RECORD EXCERPTS:

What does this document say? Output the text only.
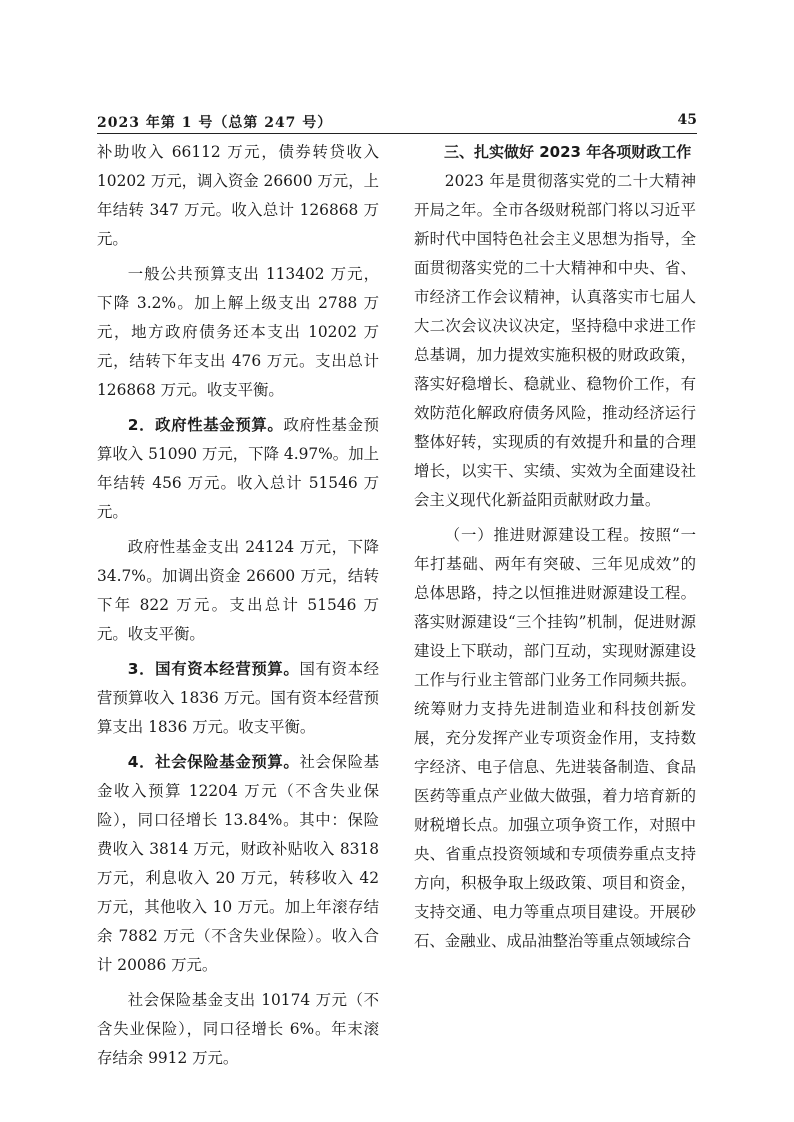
2023 年第 1 号（总第 247 号）	45

补助收入 66112 万元，债券转贷收入 10202 万元，调入资金 26600 万元，上年结转 347 万元。收入总计 126868 万元。

一般公共预算支出 113402 万元，下降 3.2%。加上解上级支出 2788 万元，地方政府债务还本支出 10202 万元，结转下年支出 476 万元。支出总计 126868 万元。收支平衡。

2．政府性基金预算。政府性基金预算收入 51090 万元，下降 4.97%。加上年结转 456 万元。收入总计 51546 万元。

政府性基金支出 24124 万元，下降 34.7%。加调出资金 26600 万元，结转下年 822 万元。支出总计 51546 万元。收支平衡。

3．国有资本经营预算。国有资本经营预算收入 1836 万元。国有资本经营预算支出 1836 万元。收支平衡。

4．社会保险基金预算。社会保险基金收入预算 12204 万元（不含失业保险），同口径增长 13.84%。其中：保险费收入 3814 万元，财政补贴收入 8318 万元，利息收入 20 万元，转移收入 42 万元，其他收入 10 万元。加上年滚存结余 7882 万元（不含失业保险）。收入合计 20086 万元。

社会保险基金支出 10174 万元（不含失业保险），同口径增长 6%。年末滚存结余 9912 万元。

三、扎实做好 2023 年各项财政工作

2023 年是贯彻落实党的二十大精神开局之年。全市各级财税部门将以习近平新时代中国特色社会主义思想为指导，全面贯彻落实党的二十大精神和中央、省、市经济工作会议精神，认真落实市七届人大二次会议决议决定，坚持稳中求进工作总基调，加力提效实施积极的财政政策，落实好稳增长、稳就业、稳物价工作，有效防范化解政府债务风险，推动经济运行整体好转，实现质的有效提升和量的合理增长，以实干、实绩、实效为全面建设社会主义现代化新益阳贡献财政力量。

（一）推进财源建设工程。按照“一年打基础、两年有突破、三年见成效”的总体思路，持之以恒推进财源建设工程。落实财源建设“三个挂钩”机制，促进财源建设上下联动，部门互动，实现财源建设工作与行业主管部门业务工作同频共振。统筹财力支持先进制造业和科技创新发展，充分发挥产业专项资金作用，支持数字经济、电子信息、先进装备制造、食品医药等重点产业做大做强，着力培育新的财税增长点。加强立项争资工作，对照中央、省重点投资领域和专项债券重点支持方向，积极争取上级政策、项目和资金，支持交通、电力等重点项目建设。开展砂石、金融业、成品油整治等重点领域综合
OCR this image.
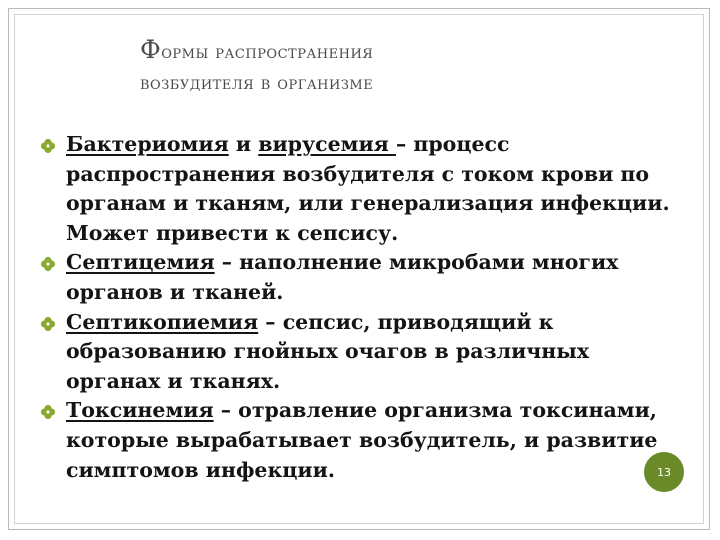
Формы распространения
возбудителя в организме
Бактериомия и вирусемия – процесс распространения возбудителя с током крови по органам и тканям, или генерализация инфекции. Может привести к сепсису.
Септицемия – наполнение микробами многих органов и тканей.
Септикопиемия – сепсис, приводящий к образованию гнойных очагов в различных органах и тканях.
Токсинемия – отравление организма токсинами, которые вырабатывает возбудитель, и развитие симптомов инфекции.	13
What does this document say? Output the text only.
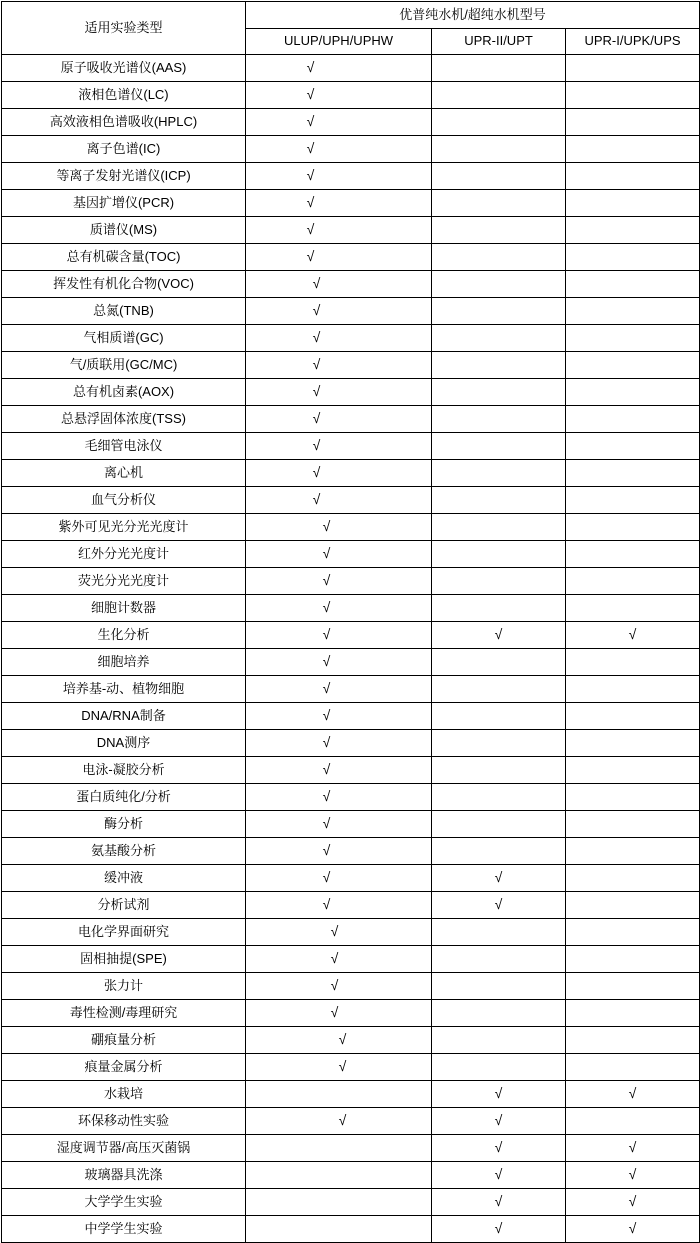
适用实验类型	优普纯水机/超纯水机型号		
	ULUP/UPH/UPHW	UPR-II/UPT	UPR-I/UPK/UPS
原子吸收光谱仪(AAS)	√		
液相色谱仪(LC)	√		
高效液相色谱吸收(HPLC)	√		
离子色谱(IC)	√		
等离子发射光谱仪(ICP)	√		
基因扩增仪(PCR)	√		
质谱仪(MS)	√		
总有机碳含量(TOC)	√		
挥发性有机化合物(VOC)	√		
总氮(TNB)	√		
气相质谱(GC)	√		
气/质联用(GC/MC)	√		
总有机卤素(AOX)	√		
总悬浮固体浓度(TSS)	√		
毛细管电泳仪	√		
离心机	√		
血气分析仪	√		
紫外可见光分光光度计	√		
红外分光光度计	√		
荧光分光光度计	√		
细胞计数器	√		
生化分析	√	√	√
细胞培养	√		
培养基-动、植物细胞	√		
DNA/RNA制备	√		
DNA测序	√		
电泳-凝胶分析	√		
蛋白质纯化/分析	√		
酶分析	√		
氨基酸分析	√		
缓冲液	√	√	
分析试剂	√	√	
电化学界面研究	√		
固相抽提(SPE)	√		
张力计	√		
毒性检测/毒理研究	√		
硼痕量分析	√		
痕量金属分析	√		
水栽培		√	√
环保移动性实验	√	√	
湿度调节器/高压灭菌锅		√	√
玻璃器具洗涤		√	√
大学学生实验		√	√
中学学生实验		√	√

WHAT IS NEEDED: Transcribe the material exactly, keeping every word and none of the pictures.

TASK SOLUTION:
What does this document say? Output the text only.
2023 年第 1 号（总第 247 号）	45

补助收入 66112 万元，债券转贷收入 10202 万元，调入资金 26600 万元，上年结转 347 万元。收入总计 126868 万元。

一般公共预算支出 113402 万元，下降 3.2%。加上解上级支出 2788 万元，地方政府债务还本支出 10202 万元，结转下年支出 476 万元。支出总计 126868 万元。收支平衡。

2．政府性基金预算。政府性基金预算收入 51090 万元，下降 4.97%。加上年结转 456 万元。收入总计 51546 万元。

政府性基金支出 24124 万元，下降 34.7%。加调出资金 26600 万元，结转下年 822 万元。支出总计 51546 万元。收支平衡。

3．国有资本经营预算。国有资本经营预算收入 1836 万元。国有资本经营预算支出 1836 万元。收支平衡。

4．社会保险基金预算。社会保险基金收入预算 12204 万元（不含失业保险），同口径增长 13.84%。其中：保险费收入 3814 万元，财政补贴收入 8318 万元，利息收入 20 万元，转移收入 42 万元，其他收入 10 万元。加上年滚存结余 7882 万元（不含失业保险）。收入合计 20086 万元。

社会保险基金支出 10174 万元（不含失业保险），同口径增长 6%。年末滚存结余 9912 万元。

三、扎实做好 2023 年各项财政工作

2023 年是贯彻落实党的二十大精神开局之年。全市各级财税部门将以习近平新时代中国特色社会主义思想为指导，全面贯彻落实党的二十大精神和中央、省、市经济工作会议精神，认真落实市七届人大二次会议决议决定，坚持稳中求进工作总基调，加力提效实施积极的财政政策，落实好稳增长、稳就业、稳物价工作，有效防范化解政府债务风险，推动经济运行整体好转，实现质的有效提升和量的合理增长，以实干、实绩、实效为全面建设社会主义现代化新益阳贡献财政力量。

（一）推进财源建设工程。按照“一年打基础、两年有突破、三年见成效”的总体思路，持之以恒推进财源建设工程。落实财源建设“三个挂钩”机制，促进财源建设上下联动，部门互动，实现财源建设工作与行业主管部门业务工作同频共振。统筹财力支持先进制造业和科技创新发展，充分发挥产业专项资金作用，支持数字经济、电子信息、先进装备制造、食品医药等重点产业做大做强，着力培育新的财税增长点。加强立项争资工作，对照中央、省重点投资领域和专项债券重点支持方向，积极争取上级政策、项目和资金，支持交通、电力等重点项目建设。开展砂石、金融业、成品油整治等重点领域综合
OCR this image.
Формы распространения
возбудителя в организме
Бактериомия и вирусемия – процесс распространения возбудителя с током крови по органам и тканям, или генерализация инфекции. Может привести к сепсису.
Септицемия – наполнение микробами многих органов и тканей.
Септикопиемия – сепсис, приводящий к образованию гнойных очагов в различных органах и тканях.
Токсинемия – отравление организма токсинами, которые вырабатывает возбудитель, и развитие симптомов инфекции.	13
What does this document say? Output the text only.
适用实验类型	优普纯水机/超纯水机型号		
	ULUP/UPH/UPHW	UPR-II/UPT	UPR-I/UPK/UPS
原子吸收光谱仪(AAS)	√		
液相色谱仪(LC)	√		
高效液相色谱吸收(HPLC)	√		
离子色谱(IC)	√		
等离子发射光谱仪(ICP)	√		
基因扩增仪(PCR)	√		
质谱仪(MS)	√		
总有机碳含量(TOC)	√		
挥发性有机化合物(VOC)	√		
总氮(TNB)	√		
气相质谱(GC)	√		
气/质联用(GC/MC)	√		
总有机卤素(AOX)	√		
总悬浮固体浓度(TSS)	√		
毛细管电泳仪	√		
离心机	√		
血气分析仪	√		
紫外可见光分光光度计	√		
红外分光光度计	√		
荧光分光光度计	√		
细胞计数器	√		
生化分析	√	√	√
细胞培养	√		
培养基-动、植物细胞	√		
DNA/RNA制备	√		
DNA测序	√		
电泳-凝胶分析	√		
蛋白质纯化/分析	√		
酶分析	√		
氨基酸分析	√		
缓冲液	√	√	
分析试剂	√	√	
电化学界面研究	√		
固相抽提(SPE)	√		
张力计	√		
毒性检测/毒理研究	√		
硼痕量分析	√		
痕量金属分析	√		
水栽培		√	√
环保移动性实验	√	√	
湿度调节器/高压灭菌锅		√	√
玻璃器具洗涤		√	√
大学学生实验		√	√
中学学生实验		√	√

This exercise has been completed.